## start INPUT FOR THIS TASK

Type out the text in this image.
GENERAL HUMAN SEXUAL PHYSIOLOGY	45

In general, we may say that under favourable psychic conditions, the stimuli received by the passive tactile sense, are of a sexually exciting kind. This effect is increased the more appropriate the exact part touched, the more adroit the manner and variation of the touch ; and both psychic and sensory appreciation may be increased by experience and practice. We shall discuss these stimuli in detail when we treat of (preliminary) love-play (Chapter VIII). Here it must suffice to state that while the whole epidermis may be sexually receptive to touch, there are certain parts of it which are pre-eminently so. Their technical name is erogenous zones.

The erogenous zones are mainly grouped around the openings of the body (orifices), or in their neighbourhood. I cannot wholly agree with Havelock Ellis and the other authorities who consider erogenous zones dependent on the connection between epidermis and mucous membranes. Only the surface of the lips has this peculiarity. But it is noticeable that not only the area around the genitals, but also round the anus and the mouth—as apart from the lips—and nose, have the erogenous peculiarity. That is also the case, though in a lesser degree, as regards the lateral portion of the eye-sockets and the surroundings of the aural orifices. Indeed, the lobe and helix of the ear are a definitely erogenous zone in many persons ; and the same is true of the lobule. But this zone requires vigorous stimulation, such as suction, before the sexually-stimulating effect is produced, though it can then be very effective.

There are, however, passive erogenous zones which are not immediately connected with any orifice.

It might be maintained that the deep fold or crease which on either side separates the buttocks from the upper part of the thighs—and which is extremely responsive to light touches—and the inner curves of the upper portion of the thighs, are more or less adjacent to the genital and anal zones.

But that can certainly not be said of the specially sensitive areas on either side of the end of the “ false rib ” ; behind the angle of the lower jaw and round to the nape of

## end INPUT FOR THIS TASK

TO DO -
All of the entries above must be quoted exactly.

REPLY TO THE TASK -
Type out the text in this image.
GENERAL HUMAN SEXUAL PHYSIOLOGY	45

In general, we may say that under favourable psychic conditions, the stimuli received by the passive tactile sense, are of a sexually exciting kind. This effect is increased the more appropriate the exact part touched, the more adroit the manner and variation of the touch ; and both psychic and sensory appreciation may be increased by experience and practice. We shall discuss these stimuli in detail when we treat of (preliminary) love-play (Chapter VIII). Here it must suffice to state that while the whole epidermis may be sexually receptive to touch, there are certain parts of it which are pre-eminently so. Their technical name is erogenous zones.

The erogenous zones are mainly grouped around the openings of the body (orifices), or in their neighbourhood. I cannot wholly agree with Havelock Ellis and the other authorities who consider erogenous zones dependent on the connection between epidermis and mucous membranes. Only the surface of the lips has this peculiarity. But it is noticeable that not only the area around the genitals, but also round the anus and the mouth—as apart from the lips—and nose, have the erogenous peculiarity. That is also the case, though in a lesser degree, as regards the lateral portion of the eye-sockets and the surroundings of the aural orifices. Indeed, the lobe and helix of the ear are a definitely erogenous zone in many persons ; and the same is true of the lobule. But this zone requires vigorous stimulation, such as suction, before the sexually-stimulating effect is produced, though it can then be very effective.

There are, however, passive erogenous zones which are not immediately connected with any orifice.

It might be maintained that the deep fold or crease which on either side separates the buttocks from the upper part of the thighs—and which is extremely responsive to light touches—and the inner curves of the upper portion of the thighs, are more or less adjacent to the genital and anal zones.

But that can certainly not be said of the specially sensitive areas on either side of the end of the “ false rib ” ; behind the angle of the lower jaw and round to the nape of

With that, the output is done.